## Short problem
Check the listing below for lines that hold "JSON". How many are there? Please give only the number.

## Given records
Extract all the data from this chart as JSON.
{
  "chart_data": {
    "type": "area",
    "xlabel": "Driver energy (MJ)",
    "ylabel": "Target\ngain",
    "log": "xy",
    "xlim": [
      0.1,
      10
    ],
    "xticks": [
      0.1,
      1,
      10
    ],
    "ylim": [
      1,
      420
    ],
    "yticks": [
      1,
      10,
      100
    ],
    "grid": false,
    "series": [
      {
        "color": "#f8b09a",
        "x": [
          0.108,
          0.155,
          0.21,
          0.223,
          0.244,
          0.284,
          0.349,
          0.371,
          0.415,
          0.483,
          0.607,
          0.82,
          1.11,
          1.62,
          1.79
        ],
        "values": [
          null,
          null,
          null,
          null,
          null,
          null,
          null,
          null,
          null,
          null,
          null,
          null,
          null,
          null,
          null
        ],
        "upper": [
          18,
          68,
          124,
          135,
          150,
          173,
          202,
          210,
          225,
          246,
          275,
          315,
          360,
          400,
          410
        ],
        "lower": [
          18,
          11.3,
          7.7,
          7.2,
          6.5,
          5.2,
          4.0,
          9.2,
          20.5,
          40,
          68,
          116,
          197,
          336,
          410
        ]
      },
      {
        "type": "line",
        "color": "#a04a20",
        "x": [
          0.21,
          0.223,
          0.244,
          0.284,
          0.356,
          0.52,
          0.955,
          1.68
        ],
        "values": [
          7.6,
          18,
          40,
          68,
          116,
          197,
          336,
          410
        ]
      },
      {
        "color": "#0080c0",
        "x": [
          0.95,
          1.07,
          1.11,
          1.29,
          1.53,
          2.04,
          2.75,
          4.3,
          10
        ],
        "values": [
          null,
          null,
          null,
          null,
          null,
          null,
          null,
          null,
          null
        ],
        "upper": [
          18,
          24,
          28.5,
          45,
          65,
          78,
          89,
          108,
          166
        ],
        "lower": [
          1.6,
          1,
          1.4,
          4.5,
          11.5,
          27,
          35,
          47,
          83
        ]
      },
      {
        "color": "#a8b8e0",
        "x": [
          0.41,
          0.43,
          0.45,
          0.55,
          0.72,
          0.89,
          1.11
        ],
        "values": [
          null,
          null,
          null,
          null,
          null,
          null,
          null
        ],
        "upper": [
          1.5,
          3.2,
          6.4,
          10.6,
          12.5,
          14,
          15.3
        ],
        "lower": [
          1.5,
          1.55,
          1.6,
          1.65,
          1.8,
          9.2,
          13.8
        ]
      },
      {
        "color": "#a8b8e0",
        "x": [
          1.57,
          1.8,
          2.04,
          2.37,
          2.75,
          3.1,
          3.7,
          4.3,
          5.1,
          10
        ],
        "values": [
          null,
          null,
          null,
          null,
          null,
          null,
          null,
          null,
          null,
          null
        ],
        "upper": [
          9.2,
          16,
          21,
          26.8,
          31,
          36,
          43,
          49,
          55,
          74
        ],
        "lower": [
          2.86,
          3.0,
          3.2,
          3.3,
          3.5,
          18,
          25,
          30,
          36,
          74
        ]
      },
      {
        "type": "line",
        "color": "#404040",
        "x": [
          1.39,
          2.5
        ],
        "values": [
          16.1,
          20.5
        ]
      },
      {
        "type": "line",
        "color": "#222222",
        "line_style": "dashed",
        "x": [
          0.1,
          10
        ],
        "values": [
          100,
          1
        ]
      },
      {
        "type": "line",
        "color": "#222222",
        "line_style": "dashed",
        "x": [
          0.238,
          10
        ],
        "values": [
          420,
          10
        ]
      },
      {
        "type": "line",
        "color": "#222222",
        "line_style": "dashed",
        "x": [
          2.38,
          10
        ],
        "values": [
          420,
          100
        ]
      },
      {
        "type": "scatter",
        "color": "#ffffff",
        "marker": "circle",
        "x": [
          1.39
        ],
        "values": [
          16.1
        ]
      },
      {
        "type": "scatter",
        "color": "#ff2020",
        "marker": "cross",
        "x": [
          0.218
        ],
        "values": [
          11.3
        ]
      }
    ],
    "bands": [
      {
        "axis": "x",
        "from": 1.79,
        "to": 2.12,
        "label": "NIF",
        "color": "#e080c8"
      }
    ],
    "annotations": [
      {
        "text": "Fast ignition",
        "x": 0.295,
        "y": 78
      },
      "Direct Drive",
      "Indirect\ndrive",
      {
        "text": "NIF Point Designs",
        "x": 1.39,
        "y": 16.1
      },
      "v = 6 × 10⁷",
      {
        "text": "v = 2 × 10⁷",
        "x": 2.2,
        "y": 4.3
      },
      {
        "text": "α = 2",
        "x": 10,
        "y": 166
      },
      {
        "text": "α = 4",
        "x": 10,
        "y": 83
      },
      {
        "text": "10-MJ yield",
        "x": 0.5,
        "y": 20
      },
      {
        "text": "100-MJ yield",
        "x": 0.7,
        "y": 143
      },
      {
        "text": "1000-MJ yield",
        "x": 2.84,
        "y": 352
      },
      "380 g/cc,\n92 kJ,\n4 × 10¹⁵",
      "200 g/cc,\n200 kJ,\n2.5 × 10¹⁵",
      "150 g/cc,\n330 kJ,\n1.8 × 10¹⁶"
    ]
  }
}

---

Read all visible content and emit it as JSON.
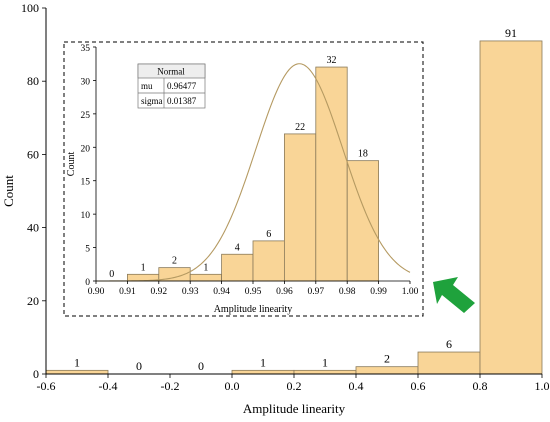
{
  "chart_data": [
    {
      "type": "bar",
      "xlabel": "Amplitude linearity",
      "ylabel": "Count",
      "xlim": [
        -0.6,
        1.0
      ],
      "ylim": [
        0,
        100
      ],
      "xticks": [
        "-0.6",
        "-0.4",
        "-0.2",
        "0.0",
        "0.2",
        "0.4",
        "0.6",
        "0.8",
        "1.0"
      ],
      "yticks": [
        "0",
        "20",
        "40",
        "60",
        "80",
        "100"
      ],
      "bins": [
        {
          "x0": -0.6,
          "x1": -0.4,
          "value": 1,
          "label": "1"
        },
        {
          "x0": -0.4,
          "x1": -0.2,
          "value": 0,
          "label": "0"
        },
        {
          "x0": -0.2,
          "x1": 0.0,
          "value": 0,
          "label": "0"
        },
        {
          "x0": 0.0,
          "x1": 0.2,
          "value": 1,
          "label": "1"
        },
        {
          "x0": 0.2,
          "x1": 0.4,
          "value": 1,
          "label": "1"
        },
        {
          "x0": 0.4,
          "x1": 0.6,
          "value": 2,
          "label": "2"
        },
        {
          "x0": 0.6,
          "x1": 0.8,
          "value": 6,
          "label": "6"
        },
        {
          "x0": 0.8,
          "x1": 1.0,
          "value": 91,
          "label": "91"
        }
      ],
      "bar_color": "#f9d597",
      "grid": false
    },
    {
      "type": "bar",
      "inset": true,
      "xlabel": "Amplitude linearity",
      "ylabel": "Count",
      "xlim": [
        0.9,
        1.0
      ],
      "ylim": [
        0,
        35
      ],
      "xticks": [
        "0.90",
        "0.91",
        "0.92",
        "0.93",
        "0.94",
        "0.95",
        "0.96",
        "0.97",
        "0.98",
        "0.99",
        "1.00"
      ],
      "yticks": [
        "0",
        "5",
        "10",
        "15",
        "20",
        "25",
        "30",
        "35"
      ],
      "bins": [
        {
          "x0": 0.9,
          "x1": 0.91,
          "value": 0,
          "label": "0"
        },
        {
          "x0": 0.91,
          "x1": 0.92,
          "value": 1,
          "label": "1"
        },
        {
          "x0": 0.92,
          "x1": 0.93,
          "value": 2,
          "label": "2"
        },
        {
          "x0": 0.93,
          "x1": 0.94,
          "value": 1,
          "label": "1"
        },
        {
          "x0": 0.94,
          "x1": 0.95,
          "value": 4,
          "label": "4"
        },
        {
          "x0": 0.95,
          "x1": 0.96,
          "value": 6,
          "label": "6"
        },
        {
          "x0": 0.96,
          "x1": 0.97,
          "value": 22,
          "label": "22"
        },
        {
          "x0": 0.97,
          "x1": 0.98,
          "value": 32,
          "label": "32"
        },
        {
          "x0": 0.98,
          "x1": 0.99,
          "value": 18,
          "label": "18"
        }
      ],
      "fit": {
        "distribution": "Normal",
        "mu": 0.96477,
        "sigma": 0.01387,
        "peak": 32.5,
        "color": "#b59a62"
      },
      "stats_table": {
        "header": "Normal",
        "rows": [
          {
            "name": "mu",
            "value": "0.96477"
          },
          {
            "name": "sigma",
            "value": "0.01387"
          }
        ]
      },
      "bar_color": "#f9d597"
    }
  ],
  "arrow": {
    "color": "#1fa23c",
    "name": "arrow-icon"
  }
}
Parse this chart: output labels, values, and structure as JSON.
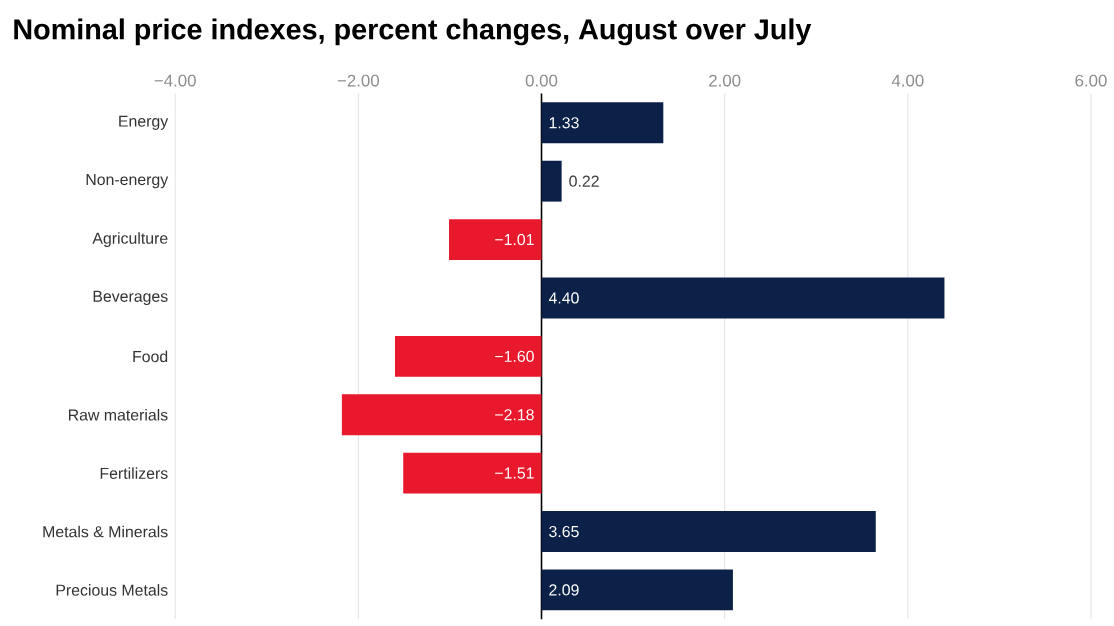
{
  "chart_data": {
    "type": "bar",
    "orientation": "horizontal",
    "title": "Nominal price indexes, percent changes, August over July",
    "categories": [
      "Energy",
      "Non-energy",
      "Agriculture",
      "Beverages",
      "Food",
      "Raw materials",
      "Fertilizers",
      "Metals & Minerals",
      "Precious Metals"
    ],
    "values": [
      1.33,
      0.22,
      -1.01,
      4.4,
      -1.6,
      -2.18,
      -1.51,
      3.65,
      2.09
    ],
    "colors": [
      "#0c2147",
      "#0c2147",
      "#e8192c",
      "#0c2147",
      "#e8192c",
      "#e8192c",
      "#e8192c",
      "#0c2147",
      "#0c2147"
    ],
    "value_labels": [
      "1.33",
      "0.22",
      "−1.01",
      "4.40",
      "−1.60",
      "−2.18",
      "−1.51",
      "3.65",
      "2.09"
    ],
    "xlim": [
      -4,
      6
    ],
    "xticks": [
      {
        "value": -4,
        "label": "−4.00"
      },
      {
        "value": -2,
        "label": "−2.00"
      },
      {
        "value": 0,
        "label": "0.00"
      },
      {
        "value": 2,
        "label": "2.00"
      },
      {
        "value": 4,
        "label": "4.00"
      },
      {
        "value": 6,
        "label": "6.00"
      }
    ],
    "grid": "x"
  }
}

--

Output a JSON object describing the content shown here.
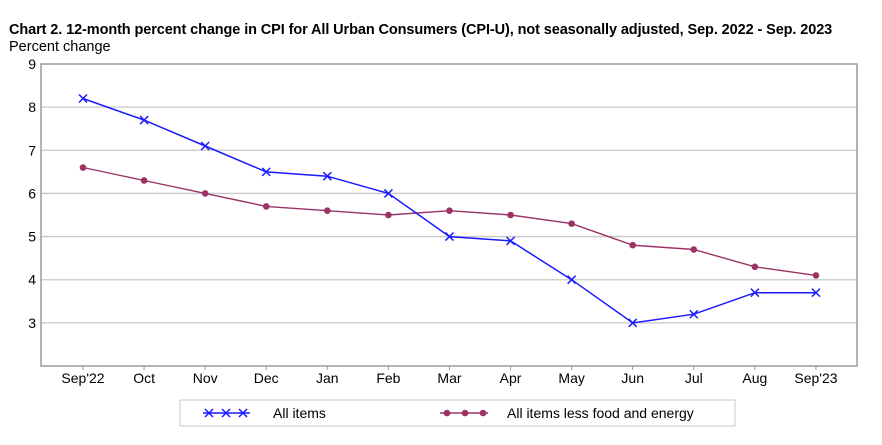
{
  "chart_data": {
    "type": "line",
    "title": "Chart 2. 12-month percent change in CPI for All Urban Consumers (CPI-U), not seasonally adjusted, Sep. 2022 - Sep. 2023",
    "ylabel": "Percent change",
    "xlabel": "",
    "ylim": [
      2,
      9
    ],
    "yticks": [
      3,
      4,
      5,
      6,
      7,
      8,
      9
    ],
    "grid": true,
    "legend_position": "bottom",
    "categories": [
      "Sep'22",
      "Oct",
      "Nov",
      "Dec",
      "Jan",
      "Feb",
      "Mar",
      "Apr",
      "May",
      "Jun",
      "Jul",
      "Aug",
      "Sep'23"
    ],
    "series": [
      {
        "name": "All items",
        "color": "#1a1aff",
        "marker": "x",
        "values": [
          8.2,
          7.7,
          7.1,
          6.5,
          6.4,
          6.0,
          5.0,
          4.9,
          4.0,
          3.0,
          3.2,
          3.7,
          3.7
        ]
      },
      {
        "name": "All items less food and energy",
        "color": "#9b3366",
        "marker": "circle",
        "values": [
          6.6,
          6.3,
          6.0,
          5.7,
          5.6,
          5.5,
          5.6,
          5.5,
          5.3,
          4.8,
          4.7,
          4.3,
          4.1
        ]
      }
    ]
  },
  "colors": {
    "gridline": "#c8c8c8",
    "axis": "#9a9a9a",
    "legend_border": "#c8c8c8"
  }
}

## Solution for this exercise
4